- [Instructions to follow]: Without omitting anything, retype the data that follows.

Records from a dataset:
————————

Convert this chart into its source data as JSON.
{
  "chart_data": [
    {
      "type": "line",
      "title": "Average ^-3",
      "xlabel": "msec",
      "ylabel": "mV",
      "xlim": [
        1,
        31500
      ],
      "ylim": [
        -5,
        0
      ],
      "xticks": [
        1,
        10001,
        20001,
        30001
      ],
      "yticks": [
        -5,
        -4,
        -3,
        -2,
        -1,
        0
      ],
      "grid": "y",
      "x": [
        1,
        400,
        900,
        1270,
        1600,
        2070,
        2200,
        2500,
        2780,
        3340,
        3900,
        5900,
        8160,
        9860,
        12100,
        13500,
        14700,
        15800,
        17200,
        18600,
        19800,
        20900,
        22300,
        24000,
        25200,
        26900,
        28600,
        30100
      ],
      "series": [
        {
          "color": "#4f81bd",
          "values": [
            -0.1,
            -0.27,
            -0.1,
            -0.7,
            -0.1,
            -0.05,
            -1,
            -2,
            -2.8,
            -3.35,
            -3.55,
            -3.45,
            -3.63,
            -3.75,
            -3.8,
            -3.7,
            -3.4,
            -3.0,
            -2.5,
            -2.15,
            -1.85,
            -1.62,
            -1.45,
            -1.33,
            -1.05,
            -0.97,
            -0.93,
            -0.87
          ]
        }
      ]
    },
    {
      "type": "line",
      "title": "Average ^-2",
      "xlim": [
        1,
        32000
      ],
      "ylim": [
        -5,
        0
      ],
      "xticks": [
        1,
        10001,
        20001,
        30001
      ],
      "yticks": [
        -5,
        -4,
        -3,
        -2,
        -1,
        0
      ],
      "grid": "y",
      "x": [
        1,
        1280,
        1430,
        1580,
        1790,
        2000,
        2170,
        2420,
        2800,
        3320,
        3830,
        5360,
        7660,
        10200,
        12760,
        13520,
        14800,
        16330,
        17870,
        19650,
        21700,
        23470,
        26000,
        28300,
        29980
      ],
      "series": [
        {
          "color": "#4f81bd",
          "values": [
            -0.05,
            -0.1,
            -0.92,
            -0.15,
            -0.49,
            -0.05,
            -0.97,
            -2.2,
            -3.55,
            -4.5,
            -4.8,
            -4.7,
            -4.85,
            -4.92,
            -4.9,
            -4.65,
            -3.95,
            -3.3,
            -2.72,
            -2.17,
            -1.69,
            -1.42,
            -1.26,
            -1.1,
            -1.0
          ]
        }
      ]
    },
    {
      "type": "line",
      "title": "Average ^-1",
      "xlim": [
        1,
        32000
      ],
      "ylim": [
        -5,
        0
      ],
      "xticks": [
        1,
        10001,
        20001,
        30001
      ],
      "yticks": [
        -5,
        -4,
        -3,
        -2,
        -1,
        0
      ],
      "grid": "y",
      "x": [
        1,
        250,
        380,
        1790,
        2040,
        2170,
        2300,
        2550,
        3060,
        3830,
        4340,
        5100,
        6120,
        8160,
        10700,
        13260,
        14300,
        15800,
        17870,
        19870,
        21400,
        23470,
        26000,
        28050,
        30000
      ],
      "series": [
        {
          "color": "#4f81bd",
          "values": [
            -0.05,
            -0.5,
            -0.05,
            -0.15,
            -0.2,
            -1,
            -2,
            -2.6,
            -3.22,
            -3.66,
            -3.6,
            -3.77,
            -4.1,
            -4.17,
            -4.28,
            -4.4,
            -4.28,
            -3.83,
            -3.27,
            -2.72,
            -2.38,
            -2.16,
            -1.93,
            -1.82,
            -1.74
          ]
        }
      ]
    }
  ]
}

————————

- [Response]:
Convert this chart into its source data as JSON.
{
  "chart_data": [
    {
      "type": "line",
      "title": "Average ^-3",
      "xlabel": "msec",
      "ylabel": "mV",
      "xlim": [
        1,
        31500
      ],
      "ylim": [
        -5,
        0
      ],
      "xticks": [
        1,
        10001,
        20001,
        30001
      ],
      "yticks": [
        -5,
        -4,
        -3,
        -2,
        -1,
        0
      ],
      "grid": "y",
      "x": [
        1,
        400,
        900,
        1270,
        1600,
        2070,
        2200,
        2500,
        2780,
        3340,
        3900,
        5900,
        8160,
        9860,
        12100,
        13500,
        14700,
        15800,
        17200,
        18600,
        19800,
        20900,
        22300,
        24000,
        25200,
        26900,
        28600,
        30100
      ],
      "series": [
        {
          "color": "#4f81bd",
          "values": [
            -0.1,
            -0.27,
            -0.1,
            -0.7,
            -0.1,
            -0.05,
            -1,
            -2,
            -2.8,
            -3.35,
            -3.55,
            -3.45,
            -3.63,
            -3.75,
            -3.8,
            -3.7,
            -3.4,
            -3.0,
            -2.5,
            -2.15,
            -1.85,
            -1.62,
            -1.45,
            -1.33,
            -1.05,
            -0.97,
            -0.93,
            -0.87
          ]
        }
      ]
    },
    {
      "type": "line",
      "title": "Average ^-2",
      "xlim": [
        1,
        32000
      ],
      "ylim": [
        -5,
        0
      ],
      "xticks": [
        1,
        10001,
        20001,
        30001
      ],
      "yticks": [
        -5,
        -4,
        -3,
        -2,
        -1,
        0
      ],
      "grid": "y",
      "x": [
        1,
        1280,
        1430,
        1580,
        1790,
        2000,
        2170,
        2420,
        2800,
        3320,
        3830,
        5360,
        7660,
        10200,
        12760,
        13520,
        14800,
        16330,
        17870,
        19650,
        21700,
        23470,
        26000,
        28300,
        29980
      ],
      "series": [
        {
          "color": "#4f81bd",
          "values": [
            -0.05,
            -0.1,
            -0.92,
            -0.15,
            -0.49,
            -0.05,
            -0.97,
            -2.2,
            -3.55,
            -4.5,
            -4.8,
            -4.7,
            -4.85,
            -4.92,
            -4.9,
            -4.65,
            -3.95,
            -3.3,
            -2.72,
            -2.17,
            -1.69,
            -1.42,
            -1.26,
            -1.1,
            -1.0
          ]
        }
      ]
    },
    {
      "type": "line",
      "title": "Average ^-1",
      "xlim": [
        1,
        32000
      ],
      "ylim": [
        -5,
        0
      ],
      "xticks": [
        1,
        10001,
        20001,
        30001
      ],
      "yticks": [
        -5,
        -4,
        -3,
        -2,
        -1,
        0
      ],
      "grid": "y",
      "x": [
        1,
        250,
        380,
        1790,
        2040,
        2170,
        2300,
        2550,
        3060,
        3830,
        4340,
        5100,
        6120,
        8160,
        10700,
        13260,
        14300,
        15800,
        17870,
        19870,
        21400,
        23470,
        26000,
        28050,
        30000
      ],
      "series": [
        {
          "color": "#4f81bd",
          "values": [
            -0.05,
            -0.5,
            -0.05,
            -0.15,
            -0.2,
            -1,
            -2,
            -2.6,
            -3.22,
            -3.66,
            -3.6,
            -3.77,
            -4.1,
            -4.17,
            -4.28,
            -4.4,
            -4.28,
            -3.83,
            -3.27,
            -2.72,
            -2.38,
            -2.16,
            -1.93,
            -1.82,
            -1.74
          ]
        }
      ]
    }
  ]
}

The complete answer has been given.